* _GIVEN REQUEST_: Tally the lines with the word "JSON" and report the number alone.

* _EXTRACTED RECORDS_:
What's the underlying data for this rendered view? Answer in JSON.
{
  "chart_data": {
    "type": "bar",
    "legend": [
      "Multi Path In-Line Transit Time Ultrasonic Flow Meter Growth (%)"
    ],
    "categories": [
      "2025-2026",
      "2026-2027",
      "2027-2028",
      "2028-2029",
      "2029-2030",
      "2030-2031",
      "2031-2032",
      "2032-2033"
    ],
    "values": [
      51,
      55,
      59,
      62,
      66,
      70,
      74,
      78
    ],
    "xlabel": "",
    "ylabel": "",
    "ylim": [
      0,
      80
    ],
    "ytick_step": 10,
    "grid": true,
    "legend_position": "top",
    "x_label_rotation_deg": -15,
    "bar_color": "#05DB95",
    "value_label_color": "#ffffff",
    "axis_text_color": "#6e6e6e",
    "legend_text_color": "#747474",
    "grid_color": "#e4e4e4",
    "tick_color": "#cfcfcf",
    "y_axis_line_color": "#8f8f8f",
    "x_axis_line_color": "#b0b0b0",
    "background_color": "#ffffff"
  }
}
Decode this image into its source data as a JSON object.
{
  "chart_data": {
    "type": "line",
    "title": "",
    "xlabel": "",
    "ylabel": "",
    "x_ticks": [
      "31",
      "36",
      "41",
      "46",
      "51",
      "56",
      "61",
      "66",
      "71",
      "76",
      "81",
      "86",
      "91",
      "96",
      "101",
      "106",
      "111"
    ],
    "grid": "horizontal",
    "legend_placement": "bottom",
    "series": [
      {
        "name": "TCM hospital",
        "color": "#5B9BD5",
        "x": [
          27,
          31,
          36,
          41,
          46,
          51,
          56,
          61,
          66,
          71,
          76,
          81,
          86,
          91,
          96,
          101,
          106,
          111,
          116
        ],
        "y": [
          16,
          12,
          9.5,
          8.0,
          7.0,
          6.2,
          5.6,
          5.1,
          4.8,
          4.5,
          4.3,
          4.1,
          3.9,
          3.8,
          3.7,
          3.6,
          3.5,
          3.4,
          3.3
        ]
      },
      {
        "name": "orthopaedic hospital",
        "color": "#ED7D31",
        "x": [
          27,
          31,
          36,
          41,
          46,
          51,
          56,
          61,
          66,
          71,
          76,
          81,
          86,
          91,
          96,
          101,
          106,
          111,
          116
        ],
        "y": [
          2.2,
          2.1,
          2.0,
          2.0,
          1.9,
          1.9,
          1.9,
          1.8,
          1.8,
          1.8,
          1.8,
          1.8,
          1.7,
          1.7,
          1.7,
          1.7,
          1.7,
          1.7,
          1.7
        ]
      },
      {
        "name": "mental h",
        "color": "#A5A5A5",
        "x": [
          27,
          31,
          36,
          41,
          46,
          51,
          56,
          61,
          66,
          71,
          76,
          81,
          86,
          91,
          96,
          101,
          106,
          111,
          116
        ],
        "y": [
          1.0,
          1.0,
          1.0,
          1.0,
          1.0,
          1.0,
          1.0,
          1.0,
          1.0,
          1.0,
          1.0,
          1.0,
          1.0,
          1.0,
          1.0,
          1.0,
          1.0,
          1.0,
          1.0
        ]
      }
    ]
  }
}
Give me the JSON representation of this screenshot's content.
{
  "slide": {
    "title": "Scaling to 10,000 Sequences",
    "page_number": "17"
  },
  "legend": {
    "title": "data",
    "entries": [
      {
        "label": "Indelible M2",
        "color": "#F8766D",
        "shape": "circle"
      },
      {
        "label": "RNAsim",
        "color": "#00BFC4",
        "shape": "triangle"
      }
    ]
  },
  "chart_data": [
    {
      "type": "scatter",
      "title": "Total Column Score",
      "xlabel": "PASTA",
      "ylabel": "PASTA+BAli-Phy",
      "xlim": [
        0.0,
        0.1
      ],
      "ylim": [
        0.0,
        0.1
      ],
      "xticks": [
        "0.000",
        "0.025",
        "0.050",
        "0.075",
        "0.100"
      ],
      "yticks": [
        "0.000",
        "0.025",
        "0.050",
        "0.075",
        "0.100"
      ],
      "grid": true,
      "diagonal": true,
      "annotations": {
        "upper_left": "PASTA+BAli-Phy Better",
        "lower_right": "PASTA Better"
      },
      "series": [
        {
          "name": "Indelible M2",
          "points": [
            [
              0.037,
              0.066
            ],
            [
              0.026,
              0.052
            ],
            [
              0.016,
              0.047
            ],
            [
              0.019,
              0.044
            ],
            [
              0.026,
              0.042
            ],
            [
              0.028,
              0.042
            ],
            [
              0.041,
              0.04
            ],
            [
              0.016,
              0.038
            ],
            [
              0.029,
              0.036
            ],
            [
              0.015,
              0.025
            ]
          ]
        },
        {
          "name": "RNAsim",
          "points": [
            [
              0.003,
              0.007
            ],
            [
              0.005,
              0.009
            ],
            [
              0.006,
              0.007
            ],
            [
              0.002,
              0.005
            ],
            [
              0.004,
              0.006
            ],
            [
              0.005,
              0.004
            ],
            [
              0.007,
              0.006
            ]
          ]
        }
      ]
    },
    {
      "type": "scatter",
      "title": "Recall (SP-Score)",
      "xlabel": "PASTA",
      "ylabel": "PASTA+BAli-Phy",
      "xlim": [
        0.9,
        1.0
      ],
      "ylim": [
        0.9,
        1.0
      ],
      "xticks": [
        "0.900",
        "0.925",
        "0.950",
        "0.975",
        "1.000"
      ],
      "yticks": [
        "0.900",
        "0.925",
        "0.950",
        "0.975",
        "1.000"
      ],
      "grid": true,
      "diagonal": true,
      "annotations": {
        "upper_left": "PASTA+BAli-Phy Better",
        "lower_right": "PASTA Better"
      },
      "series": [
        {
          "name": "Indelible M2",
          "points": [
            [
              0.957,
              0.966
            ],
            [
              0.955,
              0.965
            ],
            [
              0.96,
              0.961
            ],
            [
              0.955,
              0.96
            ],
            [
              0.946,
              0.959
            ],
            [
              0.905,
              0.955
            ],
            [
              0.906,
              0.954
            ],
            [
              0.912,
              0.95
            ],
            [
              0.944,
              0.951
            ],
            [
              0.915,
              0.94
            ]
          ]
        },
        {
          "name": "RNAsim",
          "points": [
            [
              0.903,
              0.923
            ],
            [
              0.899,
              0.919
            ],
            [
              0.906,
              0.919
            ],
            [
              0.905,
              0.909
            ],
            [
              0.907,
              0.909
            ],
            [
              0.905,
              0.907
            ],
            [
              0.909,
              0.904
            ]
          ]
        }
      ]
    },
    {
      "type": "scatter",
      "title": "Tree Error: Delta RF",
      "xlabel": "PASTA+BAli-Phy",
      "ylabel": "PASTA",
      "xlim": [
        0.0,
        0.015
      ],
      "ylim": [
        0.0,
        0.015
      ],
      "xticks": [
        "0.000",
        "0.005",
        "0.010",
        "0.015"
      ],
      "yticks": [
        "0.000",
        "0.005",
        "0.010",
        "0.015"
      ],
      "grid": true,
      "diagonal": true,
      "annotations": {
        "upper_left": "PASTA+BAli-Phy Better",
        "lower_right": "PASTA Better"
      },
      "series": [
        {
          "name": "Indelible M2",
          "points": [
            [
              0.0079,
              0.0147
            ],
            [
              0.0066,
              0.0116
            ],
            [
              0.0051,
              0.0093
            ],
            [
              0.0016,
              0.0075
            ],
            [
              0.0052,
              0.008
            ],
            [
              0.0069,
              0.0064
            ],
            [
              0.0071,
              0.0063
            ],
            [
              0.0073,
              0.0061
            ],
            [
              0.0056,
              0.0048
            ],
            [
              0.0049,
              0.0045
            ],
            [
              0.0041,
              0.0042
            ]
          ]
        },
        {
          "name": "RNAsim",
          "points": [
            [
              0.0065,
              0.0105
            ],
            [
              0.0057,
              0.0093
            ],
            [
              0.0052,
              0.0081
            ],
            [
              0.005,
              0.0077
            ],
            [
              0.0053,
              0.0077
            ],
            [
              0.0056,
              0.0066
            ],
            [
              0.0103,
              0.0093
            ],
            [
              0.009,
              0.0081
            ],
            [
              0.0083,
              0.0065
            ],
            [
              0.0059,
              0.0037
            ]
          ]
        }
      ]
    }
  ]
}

* _CORRECT OUTPUT_: 3